Reproduce the entries word for word, and omit any picture you find in them.

═════ Supplied entries ═════

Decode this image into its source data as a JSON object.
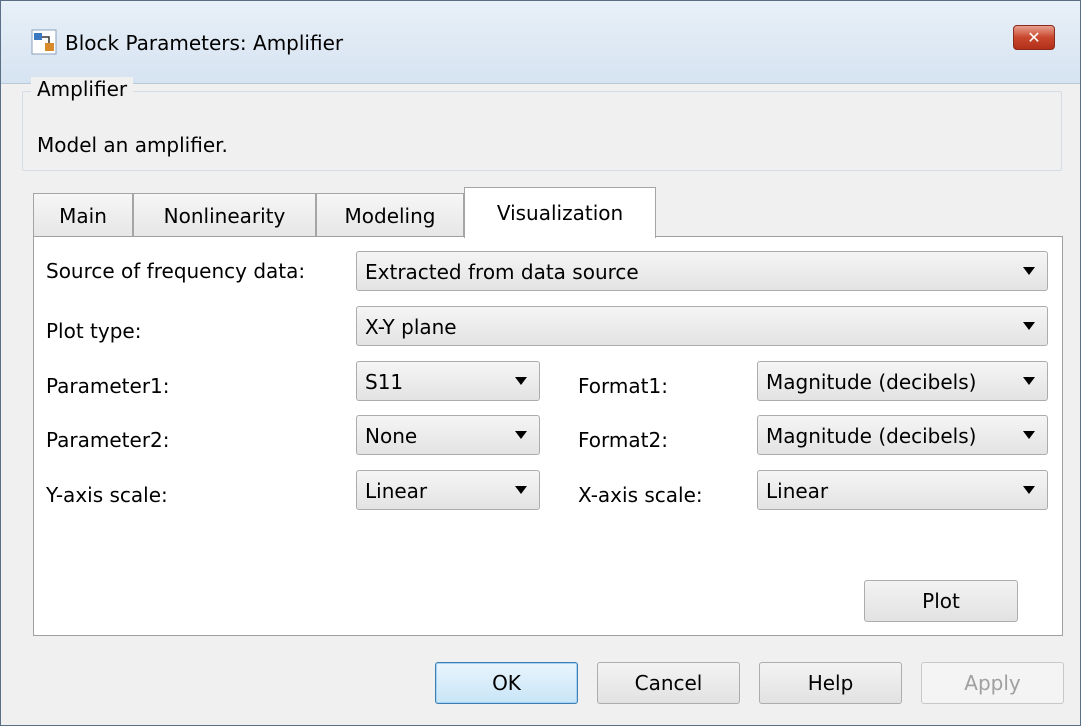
{
  "window": {
    "title": "Block Parameters: Amplifier",
    "close_icon": "close-icon"
  },
  "group": {
    "legend": "Amplifier",
    "description": "Model an amplifier."
  },
  "tabs": [
    {
      "label": "Main"
    },
    {
      "label": "Nonlinearity"
    },
    {
      "label": "Modeling"
    },
    {
      "label": "Visualization"
    }
  ],
  "active_tab": "Visualization",
  "form": {
    "source_label": "Source of frequency data:",
    "source_value": "Extracted from data source",
    "plot_type_label": "Plot type:",
    "plot_type_value": "X-Y plane",
    "param1_label": "Parameter1:",
    "param1_value": "S11",
    "format1_label": "Format1:",
    "format1_value": "Magnitude (decibels)",
    "param2_label": "Parameter2:",
    "param2_value": "None",
    "format2_label": "Format2:",
    "format2_value": "Magnitude (decibels)",
    "yscale_label": "Y-axis scale:",
    "yscale_value": "Linear",
    "xscale_label": "X-axis scale:",
    "xscale_value": "Linear",
    "plot_button": "Plot"
  },
  "footer": {
    "ok": "OK",
    "cancel": "Cancel",
    "help": "Help",
    "apply": "Apply"
  },
  "colors": {
    "accent": "#3c7fb1",
    "close": "#c8472e"
  }
}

═════

Written response
Decode this image into its source data as a JSON object.
{
  "window": {
    "title": "Block Parameters: Amplifier",
    "close_icon": "close-icon"
  },
  "group": {
    "legend": "Amplifier",
    "description": "Model an amplifier."
  },
  "tabs": [
    {
      "label": "Main"
    },
    {
      "label": "Nonlinearity"
    },
    {
      "label": "Modeling"
    },
    {
      "label": "Visualization"
    }
  ],
  "active_tab": "Visualization",
  "form": {
    "source_label": "Source of frequency data:",
    "source_value": "Extracted from data source",
    "plot_type_label": "Plot type:",
    "plot_type_value": "X-Y plane",
    "param1_label": "Parameter1:",
    "param1_value": "S11",
    "format1_label": "Format1:",
    "format1_value": "Magnitude (decibels)",
    "param2_label": "Parameter2:",
    "param2_value": "None",
    "format2_label": "Format2:",
    "format2_value": "Magnitude (decibels)",
    "yscale_label": "Y-axis scale:",
    "yscale_value": "Linear",
    "xscale_label": "X-axis scale:",
    "xscale_value": "Linear",
    "plot_button": "Plot"
  },
  "footer": {
    "ok": "OK",
    "cancel": "Cancel",
    "help": "Help",
    "apply": "Apply"
  },
  "colors": {
    "accent": "#3c7fb1",
    "close": "#c8472e"
  }
}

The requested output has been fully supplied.